Lines containing the word "телу" need to be counted. Please reply with how many there are, and nothing else.

==*==

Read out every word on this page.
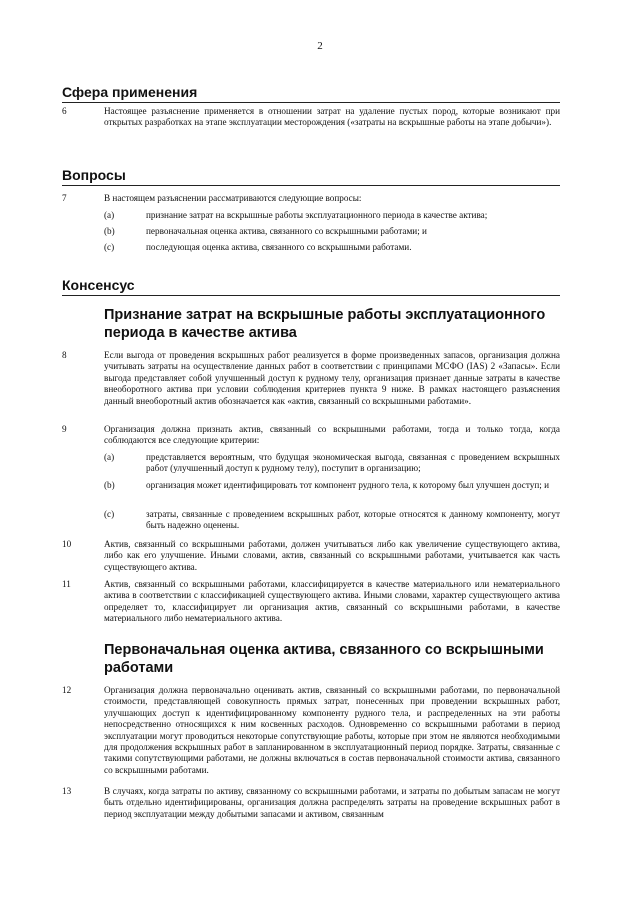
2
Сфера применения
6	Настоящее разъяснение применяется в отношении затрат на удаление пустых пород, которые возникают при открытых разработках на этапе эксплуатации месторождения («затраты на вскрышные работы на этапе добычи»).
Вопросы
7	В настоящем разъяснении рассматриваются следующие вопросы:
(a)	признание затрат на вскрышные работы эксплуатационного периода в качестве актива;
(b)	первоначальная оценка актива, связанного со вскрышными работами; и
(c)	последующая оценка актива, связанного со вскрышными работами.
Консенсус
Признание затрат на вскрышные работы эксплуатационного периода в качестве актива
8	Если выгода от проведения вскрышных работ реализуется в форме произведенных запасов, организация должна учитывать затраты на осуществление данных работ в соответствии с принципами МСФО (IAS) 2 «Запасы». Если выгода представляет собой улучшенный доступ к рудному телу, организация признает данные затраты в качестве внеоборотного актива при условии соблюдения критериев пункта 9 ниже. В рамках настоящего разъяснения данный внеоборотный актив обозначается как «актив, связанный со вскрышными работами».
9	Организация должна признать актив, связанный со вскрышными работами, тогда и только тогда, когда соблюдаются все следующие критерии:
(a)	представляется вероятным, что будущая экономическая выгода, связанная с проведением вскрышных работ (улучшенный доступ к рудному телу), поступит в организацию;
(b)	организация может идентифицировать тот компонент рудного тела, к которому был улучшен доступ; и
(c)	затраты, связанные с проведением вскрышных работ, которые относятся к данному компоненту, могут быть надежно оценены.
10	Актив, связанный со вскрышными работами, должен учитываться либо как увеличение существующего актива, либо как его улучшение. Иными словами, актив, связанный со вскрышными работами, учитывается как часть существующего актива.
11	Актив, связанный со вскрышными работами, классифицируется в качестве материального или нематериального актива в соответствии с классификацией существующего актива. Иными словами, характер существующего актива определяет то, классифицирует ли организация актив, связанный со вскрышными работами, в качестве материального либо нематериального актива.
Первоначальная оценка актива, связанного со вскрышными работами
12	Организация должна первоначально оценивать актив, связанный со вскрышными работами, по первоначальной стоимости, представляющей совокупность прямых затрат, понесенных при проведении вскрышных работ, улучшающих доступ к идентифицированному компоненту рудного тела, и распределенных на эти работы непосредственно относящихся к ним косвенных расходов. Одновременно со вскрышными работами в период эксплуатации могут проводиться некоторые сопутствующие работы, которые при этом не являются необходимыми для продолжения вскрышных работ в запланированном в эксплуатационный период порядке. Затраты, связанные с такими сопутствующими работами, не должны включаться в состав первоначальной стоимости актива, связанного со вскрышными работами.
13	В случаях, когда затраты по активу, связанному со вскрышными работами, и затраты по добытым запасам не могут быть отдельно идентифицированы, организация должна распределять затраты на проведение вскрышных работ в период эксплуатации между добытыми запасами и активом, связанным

==*==

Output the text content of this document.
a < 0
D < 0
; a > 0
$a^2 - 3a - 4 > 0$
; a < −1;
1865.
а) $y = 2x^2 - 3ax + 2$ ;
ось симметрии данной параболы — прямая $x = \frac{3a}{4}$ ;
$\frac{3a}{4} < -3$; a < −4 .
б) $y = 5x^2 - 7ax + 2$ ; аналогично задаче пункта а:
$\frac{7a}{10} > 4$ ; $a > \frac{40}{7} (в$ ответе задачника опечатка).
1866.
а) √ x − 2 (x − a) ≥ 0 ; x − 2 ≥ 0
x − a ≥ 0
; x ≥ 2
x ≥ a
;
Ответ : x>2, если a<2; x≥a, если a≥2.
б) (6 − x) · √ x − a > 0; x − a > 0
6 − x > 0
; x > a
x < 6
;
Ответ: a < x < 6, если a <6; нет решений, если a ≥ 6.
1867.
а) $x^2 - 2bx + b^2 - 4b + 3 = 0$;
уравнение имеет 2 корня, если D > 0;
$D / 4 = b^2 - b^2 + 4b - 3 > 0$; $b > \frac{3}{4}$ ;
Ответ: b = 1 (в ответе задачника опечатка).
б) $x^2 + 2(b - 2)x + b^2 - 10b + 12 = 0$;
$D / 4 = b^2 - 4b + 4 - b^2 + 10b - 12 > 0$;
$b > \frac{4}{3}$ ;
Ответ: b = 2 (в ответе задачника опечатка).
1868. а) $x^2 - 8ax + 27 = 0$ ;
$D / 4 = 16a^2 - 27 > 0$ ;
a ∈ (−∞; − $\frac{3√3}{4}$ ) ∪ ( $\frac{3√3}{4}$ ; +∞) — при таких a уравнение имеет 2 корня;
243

==*==

* [Finished exercise] 2